-- Start Items --

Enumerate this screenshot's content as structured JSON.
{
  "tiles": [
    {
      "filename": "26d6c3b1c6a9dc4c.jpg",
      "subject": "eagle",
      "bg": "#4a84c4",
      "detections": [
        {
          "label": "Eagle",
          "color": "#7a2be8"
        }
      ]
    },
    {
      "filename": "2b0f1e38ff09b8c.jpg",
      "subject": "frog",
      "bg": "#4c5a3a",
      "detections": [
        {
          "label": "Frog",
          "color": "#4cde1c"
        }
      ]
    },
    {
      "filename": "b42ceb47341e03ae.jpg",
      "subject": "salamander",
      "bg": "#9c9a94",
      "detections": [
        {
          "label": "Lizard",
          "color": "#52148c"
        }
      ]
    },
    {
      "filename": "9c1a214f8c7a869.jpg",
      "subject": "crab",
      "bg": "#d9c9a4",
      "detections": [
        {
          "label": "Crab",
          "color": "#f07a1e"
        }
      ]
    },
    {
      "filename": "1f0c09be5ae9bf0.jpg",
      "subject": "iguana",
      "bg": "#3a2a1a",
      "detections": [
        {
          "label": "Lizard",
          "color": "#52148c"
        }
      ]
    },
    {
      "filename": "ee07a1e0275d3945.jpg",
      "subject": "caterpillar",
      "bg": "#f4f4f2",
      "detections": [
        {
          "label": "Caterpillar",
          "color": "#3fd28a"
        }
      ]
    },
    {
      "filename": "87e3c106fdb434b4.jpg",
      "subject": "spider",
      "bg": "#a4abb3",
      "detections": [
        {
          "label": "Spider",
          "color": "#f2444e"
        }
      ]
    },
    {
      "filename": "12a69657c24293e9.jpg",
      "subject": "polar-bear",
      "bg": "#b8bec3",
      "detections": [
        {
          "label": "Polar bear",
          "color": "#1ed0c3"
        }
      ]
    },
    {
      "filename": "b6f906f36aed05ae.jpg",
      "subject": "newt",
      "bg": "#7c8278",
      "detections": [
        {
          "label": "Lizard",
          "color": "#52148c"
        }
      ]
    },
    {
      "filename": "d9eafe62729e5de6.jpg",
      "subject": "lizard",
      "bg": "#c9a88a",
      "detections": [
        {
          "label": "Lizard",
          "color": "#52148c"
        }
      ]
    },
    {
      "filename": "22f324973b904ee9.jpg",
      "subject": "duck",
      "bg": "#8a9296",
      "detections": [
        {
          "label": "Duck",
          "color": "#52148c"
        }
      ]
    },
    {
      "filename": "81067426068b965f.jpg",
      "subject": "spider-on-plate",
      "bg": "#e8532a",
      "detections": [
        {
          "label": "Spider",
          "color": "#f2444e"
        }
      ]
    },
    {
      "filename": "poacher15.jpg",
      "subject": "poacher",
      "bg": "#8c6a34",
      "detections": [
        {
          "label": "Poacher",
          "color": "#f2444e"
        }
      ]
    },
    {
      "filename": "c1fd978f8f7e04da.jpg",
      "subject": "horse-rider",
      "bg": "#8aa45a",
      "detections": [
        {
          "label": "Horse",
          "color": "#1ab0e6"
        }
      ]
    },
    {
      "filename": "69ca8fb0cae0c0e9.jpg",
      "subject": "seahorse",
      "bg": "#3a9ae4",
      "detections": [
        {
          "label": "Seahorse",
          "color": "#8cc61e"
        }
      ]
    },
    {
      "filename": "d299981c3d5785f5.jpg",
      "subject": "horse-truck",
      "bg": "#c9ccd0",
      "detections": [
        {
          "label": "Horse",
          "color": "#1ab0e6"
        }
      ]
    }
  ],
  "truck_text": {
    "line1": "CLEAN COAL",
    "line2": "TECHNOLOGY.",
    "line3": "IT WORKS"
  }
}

-- End Items --

### What you should do
Gather every line from the listing above in which "bear" appears, and copy those lines.

### Result for this task
      "subject": "polar-bear",
          "label": "Polar bear",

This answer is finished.